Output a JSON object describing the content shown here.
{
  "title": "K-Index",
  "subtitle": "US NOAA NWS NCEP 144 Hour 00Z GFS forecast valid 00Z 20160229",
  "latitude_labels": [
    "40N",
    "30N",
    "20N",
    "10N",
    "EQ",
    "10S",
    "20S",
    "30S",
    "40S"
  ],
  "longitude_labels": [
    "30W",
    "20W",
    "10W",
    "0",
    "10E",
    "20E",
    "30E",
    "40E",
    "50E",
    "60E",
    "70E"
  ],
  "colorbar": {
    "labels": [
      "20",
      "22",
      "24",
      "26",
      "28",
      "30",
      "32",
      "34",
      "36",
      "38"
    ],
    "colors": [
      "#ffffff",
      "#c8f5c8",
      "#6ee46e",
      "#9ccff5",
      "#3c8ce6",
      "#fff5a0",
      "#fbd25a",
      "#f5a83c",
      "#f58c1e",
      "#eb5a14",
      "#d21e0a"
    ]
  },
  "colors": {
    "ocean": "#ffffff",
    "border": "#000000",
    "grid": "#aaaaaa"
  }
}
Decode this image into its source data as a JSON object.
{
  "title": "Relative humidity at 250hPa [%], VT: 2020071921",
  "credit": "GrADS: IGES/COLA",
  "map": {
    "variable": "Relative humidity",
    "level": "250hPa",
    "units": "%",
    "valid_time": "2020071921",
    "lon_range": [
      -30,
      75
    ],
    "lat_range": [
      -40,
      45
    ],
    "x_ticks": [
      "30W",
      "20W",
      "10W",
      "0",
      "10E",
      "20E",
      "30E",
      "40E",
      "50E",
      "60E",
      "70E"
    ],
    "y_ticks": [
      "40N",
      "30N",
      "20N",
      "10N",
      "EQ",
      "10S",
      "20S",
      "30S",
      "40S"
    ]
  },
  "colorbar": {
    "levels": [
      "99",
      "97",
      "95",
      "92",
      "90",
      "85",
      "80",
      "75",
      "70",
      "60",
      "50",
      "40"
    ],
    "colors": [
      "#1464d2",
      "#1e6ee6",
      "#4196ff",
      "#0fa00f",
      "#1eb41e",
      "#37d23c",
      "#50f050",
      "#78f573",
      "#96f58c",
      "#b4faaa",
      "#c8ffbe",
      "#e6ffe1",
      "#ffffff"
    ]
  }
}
^^^^^^^^
__Required work__:
Identify the lines above that contain the word "humidity", then copy them.

__Expected output__:
  "title": "Relative humidity at 250hPa [%], VT: 2020071921",
    "variable": "Relative humidity",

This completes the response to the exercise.